━━━ Provided data ━━━
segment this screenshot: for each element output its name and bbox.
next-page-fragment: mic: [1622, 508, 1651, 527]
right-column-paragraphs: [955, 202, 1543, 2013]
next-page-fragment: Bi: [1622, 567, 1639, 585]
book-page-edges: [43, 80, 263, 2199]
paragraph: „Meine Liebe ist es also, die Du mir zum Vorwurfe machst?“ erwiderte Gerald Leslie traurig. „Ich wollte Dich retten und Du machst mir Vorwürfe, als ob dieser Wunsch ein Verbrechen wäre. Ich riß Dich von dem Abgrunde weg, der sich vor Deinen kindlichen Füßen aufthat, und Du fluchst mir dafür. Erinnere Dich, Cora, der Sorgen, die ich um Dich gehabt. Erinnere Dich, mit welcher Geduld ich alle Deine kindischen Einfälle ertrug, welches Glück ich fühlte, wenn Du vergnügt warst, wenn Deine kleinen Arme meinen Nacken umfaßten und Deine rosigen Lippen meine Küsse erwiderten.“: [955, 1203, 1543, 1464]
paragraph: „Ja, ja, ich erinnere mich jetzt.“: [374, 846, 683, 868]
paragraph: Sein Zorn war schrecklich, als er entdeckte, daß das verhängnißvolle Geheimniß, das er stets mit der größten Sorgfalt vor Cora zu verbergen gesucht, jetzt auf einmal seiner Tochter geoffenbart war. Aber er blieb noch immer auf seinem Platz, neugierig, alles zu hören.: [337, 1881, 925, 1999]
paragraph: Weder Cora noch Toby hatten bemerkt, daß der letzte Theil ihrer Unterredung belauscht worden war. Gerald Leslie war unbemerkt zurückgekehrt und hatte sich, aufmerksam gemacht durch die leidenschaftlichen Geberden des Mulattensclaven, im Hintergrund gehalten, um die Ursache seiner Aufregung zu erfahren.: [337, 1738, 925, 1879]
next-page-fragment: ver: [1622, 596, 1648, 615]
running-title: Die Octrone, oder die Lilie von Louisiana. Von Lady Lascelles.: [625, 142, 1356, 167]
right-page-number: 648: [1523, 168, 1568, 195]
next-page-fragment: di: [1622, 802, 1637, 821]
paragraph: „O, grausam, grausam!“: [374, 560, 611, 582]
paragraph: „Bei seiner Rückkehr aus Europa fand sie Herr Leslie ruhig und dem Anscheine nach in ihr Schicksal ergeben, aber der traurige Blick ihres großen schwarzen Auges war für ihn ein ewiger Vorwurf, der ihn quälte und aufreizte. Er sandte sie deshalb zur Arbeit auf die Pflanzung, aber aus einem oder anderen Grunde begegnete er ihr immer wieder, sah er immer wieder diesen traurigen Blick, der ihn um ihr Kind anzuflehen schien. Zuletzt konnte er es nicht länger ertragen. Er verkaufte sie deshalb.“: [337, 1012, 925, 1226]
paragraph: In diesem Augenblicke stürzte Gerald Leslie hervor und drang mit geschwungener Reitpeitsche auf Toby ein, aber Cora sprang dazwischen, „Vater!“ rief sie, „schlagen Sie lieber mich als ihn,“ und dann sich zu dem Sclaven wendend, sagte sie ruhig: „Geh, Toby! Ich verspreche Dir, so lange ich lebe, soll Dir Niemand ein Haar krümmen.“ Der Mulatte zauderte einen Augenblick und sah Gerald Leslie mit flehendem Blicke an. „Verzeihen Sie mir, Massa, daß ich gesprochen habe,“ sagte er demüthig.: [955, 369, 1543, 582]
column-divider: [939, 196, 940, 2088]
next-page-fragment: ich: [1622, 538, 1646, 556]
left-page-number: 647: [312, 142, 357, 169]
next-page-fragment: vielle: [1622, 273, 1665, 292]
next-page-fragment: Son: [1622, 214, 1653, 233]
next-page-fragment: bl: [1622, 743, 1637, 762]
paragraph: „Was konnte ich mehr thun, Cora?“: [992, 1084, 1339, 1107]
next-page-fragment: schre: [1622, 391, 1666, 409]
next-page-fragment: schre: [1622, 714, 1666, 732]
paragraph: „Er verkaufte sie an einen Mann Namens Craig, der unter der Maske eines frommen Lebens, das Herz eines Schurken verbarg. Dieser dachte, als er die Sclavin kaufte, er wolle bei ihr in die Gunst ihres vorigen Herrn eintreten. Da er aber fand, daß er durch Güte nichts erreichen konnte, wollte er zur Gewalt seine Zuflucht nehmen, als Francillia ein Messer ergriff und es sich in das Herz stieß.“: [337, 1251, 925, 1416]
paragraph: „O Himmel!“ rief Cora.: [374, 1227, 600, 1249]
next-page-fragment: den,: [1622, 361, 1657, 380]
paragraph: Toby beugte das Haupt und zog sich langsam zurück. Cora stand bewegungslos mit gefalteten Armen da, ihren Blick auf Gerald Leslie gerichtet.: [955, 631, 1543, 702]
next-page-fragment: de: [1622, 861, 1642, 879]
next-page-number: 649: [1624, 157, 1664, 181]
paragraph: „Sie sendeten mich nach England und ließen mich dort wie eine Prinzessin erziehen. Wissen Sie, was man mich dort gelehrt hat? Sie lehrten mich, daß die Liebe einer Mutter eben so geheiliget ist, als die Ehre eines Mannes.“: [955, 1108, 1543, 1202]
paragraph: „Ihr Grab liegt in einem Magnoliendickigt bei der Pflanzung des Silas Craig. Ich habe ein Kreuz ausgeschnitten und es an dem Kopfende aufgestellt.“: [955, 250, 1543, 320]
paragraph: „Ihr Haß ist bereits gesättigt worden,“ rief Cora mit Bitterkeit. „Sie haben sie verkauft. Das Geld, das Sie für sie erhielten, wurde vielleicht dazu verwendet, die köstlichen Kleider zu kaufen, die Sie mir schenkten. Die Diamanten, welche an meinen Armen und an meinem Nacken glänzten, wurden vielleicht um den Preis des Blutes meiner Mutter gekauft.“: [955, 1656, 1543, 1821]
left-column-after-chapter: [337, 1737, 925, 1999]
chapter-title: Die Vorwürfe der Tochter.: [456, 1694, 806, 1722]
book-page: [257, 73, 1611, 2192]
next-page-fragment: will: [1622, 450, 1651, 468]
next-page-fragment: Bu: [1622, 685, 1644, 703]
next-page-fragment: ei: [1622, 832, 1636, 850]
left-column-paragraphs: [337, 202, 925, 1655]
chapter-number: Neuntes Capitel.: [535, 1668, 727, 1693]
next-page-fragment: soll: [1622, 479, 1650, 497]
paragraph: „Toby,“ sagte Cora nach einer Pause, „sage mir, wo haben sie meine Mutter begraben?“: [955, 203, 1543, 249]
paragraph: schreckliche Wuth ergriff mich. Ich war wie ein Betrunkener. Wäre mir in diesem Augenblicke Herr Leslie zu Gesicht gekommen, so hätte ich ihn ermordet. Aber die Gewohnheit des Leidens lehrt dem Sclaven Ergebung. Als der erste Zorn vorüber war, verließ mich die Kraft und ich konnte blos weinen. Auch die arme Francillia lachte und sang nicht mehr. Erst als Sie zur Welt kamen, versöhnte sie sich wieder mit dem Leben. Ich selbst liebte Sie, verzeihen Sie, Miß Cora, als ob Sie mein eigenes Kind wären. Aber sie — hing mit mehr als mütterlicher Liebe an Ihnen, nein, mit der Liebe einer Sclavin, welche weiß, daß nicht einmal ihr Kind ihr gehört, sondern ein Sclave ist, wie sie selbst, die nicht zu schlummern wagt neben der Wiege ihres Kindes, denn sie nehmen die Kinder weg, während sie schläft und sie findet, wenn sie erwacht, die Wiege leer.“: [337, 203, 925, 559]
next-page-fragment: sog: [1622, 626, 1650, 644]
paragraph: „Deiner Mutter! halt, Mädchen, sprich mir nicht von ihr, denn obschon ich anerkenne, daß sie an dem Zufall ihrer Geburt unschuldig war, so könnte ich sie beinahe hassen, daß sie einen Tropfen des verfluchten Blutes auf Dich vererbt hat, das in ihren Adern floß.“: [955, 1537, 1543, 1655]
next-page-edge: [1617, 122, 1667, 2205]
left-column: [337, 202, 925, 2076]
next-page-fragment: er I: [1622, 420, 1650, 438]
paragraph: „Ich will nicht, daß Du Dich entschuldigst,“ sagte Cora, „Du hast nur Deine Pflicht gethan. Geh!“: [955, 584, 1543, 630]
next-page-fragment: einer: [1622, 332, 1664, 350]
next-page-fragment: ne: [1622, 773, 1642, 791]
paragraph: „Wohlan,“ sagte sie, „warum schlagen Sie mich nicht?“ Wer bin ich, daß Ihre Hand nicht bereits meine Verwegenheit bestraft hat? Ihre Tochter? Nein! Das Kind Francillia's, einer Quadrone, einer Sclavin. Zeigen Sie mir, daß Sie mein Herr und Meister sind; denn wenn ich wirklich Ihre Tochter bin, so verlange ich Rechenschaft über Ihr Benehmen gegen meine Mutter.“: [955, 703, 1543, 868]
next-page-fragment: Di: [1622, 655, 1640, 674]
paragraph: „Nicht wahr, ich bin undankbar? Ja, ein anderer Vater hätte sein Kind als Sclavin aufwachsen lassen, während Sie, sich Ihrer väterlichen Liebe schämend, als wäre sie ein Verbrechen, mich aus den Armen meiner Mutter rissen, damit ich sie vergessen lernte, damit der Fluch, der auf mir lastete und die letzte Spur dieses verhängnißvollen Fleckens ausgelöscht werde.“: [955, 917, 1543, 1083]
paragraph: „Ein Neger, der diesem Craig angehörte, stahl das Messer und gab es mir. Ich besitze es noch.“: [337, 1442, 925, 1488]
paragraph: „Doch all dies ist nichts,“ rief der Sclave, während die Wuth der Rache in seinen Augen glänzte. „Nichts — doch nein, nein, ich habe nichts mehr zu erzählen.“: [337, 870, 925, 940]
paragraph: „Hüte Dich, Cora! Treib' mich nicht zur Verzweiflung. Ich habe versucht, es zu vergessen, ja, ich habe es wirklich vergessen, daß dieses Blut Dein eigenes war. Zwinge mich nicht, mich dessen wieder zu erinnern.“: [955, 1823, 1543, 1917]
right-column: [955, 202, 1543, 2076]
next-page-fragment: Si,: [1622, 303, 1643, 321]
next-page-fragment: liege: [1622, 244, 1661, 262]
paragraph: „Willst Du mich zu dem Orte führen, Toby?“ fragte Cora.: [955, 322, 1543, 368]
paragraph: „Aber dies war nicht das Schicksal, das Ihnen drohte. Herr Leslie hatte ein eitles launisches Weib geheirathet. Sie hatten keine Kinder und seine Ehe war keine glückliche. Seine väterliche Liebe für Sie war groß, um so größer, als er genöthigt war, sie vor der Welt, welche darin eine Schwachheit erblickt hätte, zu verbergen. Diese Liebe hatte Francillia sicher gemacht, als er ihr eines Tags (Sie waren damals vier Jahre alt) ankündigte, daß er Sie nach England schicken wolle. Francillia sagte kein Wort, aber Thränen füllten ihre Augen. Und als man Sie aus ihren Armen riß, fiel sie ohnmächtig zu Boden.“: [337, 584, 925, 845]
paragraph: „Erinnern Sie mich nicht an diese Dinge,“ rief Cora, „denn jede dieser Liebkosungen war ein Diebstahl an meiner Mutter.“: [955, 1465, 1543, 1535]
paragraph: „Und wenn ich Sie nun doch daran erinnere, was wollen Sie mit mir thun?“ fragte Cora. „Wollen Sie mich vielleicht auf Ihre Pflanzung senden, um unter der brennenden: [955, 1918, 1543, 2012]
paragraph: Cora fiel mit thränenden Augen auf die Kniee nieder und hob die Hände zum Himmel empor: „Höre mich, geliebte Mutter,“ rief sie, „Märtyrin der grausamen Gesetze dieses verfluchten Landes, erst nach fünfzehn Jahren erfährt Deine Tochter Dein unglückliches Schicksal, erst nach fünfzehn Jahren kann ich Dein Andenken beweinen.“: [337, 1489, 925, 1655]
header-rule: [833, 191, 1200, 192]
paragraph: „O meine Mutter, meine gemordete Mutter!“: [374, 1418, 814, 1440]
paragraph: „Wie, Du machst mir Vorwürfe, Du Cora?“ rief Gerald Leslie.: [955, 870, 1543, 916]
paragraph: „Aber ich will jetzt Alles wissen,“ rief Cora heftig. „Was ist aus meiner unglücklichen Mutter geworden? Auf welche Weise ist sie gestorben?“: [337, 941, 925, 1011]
━━━
Task item: From the entries above, copy out every line where the string "hatte" appears.

Task answer:
paragraph: Weder Cora noch Toby hatten bemerkt, daß der letzte Theil ihrer Unterredung belauscht worden war. Gerald Leslie war unbemerkt zurückgekehrt und hatte sich, aufmerksam gemacht durch die leidenschaftlichen Geberden des Mulattensclaven, im Hintergrund gehalten, um die Ursache seiner Aufregung zu erfahren.: [337, 1738, 925, 1879]
paragraph: „Aber dies war nicht das Schicksal, das Ihnen drohte. Herr Leslie hatte ein eitles launisches Weib geheirathet. Sie hatten keine Kinder und seine Ehe war keine glückliche. Seine väterliche Liebe für Sie war groß, um so größer, als er genöthigt war, sie vor der Welt, welche darin eine Schwachheit erblickt hätte, zu verbergen. Diese Liebe hatte Francillia sicher gemacht, als er ihr eines Tags (Sie waren damals vier Jahre alt) ankündigte, daß er Sie nach England schicken wolle. Francillia sagte kein Wort, aber Thränen füllten ihre Augen. Und als man Sie aus ihren Armen riß, fiel sie ohnmächtig zu Boden.“: [337, 584, 925, 845]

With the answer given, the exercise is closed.